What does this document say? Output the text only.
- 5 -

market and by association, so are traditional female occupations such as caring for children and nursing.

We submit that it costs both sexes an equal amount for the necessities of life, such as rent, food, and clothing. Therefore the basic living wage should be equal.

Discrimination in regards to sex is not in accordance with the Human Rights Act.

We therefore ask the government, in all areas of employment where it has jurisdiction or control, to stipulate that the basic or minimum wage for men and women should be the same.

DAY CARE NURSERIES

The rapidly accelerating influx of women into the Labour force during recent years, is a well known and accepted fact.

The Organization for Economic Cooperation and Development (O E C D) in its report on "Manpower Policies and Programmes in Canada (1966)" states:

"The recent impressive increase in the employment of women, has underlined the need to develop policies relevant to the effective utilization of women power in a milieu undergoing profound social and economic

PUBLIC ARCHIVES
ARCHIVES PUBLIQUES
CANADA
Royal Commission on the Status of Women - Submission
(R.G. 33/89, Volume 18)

○ ○ ○ ○ ○

Read through the entries and copy every line that includes "wage".

We submit that it costs both sexes an equal amount for the necessities of life, such as rent, food, and clothing. Therefore the basic living wage should be equal.
We therefore ask the government, in all areas of employment where it has jurisdiction or control, to stipulate that the basic or minimum wage for men and women should be the same.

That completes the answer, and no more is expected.